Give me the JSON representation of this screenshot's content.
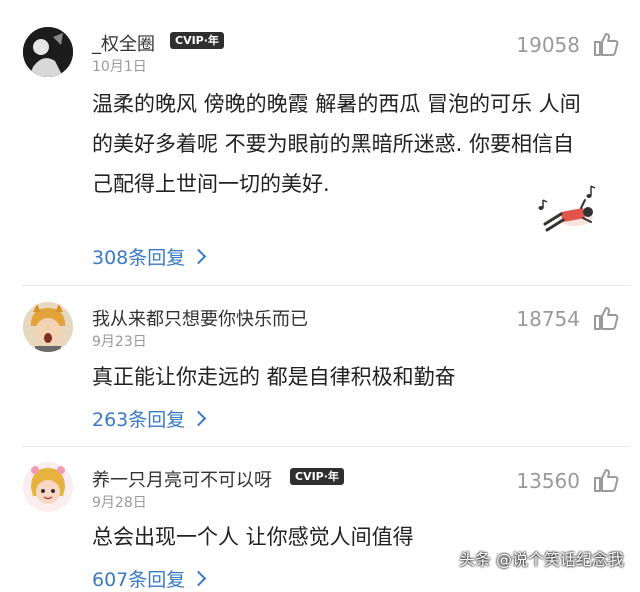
{
  "comments": [
    {
      "username": "_权全圈",
      "vip_badge": "CVIP·年",
      "date": "10月1日",
      "likes": "19058",
      "text_lines": [
        "温柔的晚风 傍晚的晚霞 解暑的西瓜 冒泡的可乐 人间",
        "的美好多着呢 不要为眼前的黑暗所迷惑. 你要相信自",
        "己配得上世间一切的美好."
      ],
      "replies": "308条回复"
    },
    {
      "username": "我从来都只想要你快乐而已",
      "date": "9月23日",
      "likes": "18754",
      "text_lines": [
        "真正能让你走远的 都是自律积极和勤奋"
      ],
      "replies": "263条回复"
    },
    {
      "username": "养一只月亮可不可以呀",
      "vip_badge": "CVIP·年",
      "date": "9月28日",
      "likes": "13560",
      "text_lines": [
        "总会出现一个人 让你感觉人间值得"
      ],
      "replies": "607条回复"
    }
  ],
  "watermark": "头条 @说个笑话纪念我",
  "colors": {
    "link": "#3a79c5",
    "meta": "#9a9a9a",
    "text": "#222222"
  },
  "icons": [
    "thumbs-up-icon",
    "chevron-right-icon",
    "music-note-icon"
  ]
}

····················

# The request:
Exclude every picture and copy the remaining data exactly.

# Answer to the task:
Give me the JSON representation of this screenshot's content.
{
  "comments": [
    {
      "username": "_权全圈",
      "vip_badge": "CVIP·年",
      "date": "10月1日",
      "likes": "19058",
      "text_lines": [
        "温柔的晚风 傍晚的晚霞 解暑的西瓜 冒泡的可乐 人间",
        "的美好多着呢 不要为眼前的黑暗所迷惑. 你要相信自",
        "己配得上世间一切的美好."
      ],
      "replies": "308条回复"
    },
    {
      "username": "我从来都只想要你快乐而已",
      "date": "9月23日",
      "likes": "18754",
      "text_lines": [
        "真正能让你走远的 都是自律积极和勤奋"
      ],
      "replies": "263条回复"
    },
    {
      "username": "养一只月亮可不可以呀",
      "vip_badge": "CVIP·年",
      "date": "9月28日",
      "likes": "13560",
      "text_lines": [
        "总会出现一个人 让你感觉人间值得"
      ],
      "replies": "607条回复"
    }
  ],
  "watermark": "头条 @说个笑话纪念我",
  "colors": {
    "link": "#3a79c5",
    "meta": "#9a9a9a",
    "text": "#222222"
  },
  "icons": [
    "thumbs-up-icon",
    "chevron-right-icon",
    "music-note-icon"
  ]
}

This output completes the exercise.